• [EXERCISE INSTRUCTIONS]: Take the line that contains "What does this" as the first line and the last line of the material below as the final one; reproduce exactly the lines between, inclusive.

• [MATERIALS PROVIDED]:

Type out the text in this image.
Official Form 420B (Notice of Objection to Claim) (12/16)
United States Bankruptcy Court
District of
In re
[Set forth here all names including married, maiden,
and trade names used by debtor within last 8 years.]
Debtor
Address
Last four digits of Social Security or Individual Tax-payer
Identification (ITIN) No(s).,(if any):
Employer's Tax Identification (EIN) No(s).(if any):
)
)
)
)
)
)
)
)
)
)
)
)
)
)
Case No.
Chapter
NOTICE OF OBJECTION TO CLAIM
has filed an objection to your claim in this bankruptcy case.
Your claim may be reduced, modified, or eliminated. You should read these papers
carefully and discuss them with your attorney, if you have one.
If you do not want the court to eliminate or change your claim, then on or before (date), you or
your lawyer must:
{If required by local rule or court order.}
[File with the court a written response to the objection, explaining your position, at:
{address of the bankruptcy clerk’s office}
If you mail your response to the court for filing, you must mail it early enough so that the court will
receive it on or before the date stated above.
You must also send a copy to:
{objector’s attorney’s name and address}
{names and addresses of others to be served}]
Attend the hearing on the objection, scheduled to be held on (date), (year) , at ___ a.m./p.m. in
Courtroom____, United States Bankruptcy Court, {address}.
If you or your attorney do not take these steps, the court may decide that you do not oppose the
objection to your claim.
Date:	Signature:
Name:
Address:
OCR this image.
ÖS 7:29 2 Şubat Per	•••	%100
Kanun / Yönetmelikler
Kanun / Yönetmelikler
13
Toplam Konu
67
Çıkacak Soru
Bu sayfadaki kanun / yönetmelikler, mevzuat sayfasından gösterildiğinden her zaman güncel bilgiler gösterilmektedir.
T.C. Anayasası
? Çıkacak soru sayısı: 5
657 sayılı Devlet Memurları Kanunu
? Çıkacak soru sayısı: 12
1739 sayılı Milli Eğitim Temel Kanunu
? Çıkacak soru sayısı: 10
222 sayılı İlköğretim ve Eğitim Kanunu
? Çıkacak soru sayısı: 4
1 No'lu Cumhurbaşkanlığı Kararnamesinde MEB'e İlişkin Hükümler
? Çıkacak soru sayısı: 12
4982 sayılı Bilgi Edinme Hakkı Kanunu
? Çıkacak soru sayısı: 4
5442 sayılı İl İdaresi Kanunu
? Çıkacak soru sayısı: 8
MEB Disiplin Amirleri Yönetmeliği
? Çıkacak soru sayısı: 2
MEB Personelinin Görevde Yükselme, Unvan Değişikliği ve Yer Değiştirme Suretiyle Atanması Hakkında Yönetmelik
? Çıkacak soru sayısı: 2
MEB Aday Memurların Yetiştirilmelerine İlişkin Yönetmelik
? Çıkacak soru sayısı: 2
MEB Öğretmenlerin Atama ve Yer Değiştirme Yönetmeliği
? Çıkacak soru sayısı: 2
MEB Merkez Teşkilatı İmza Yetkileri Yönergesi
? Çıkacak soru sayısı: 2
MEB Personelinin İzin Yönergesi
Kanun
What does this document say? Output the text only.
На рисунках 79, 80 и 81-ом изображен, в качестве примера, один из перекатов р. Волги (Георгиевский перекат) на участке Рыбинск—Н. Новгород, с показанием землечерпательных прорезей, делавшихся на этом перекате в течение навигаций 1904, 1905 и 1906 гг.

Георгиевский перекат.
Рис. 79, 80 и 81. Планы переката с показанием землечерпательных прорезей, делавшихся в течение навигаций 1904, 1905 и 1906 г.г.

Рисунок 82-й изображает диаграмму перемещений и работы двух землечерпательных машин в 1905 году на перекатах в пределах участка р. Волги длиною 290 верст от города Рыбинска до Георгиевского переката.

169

• [RESPONSE BELOW]:
What does this document say? Output the text only.
На рисунках 79, 80 и 81-ом изображен, в качестве примера, один из перекатов р. Волги (Георгиевский перекат) на участке Рыбинск—Н. Новгород, с показанием землечерпательных прорезей, делавшихся на этом перекате в течение навигаций 1904, 1905 и 1906 гг.

Георгиевский перекат.
Рис. 79, 80 и 81. Планы переката с показанием землечерпательных прорезей, делавшихся в течение навигаций 1904, 1905 и 1906 г.г.

Рисунок 82-й изображает диаграмму перемещений и работы двух землечерпательных машин в 1905 году на перекатах в пределах участка р. Волги длиною 290 верст от города Рыбинска до Георгиевского переката.

169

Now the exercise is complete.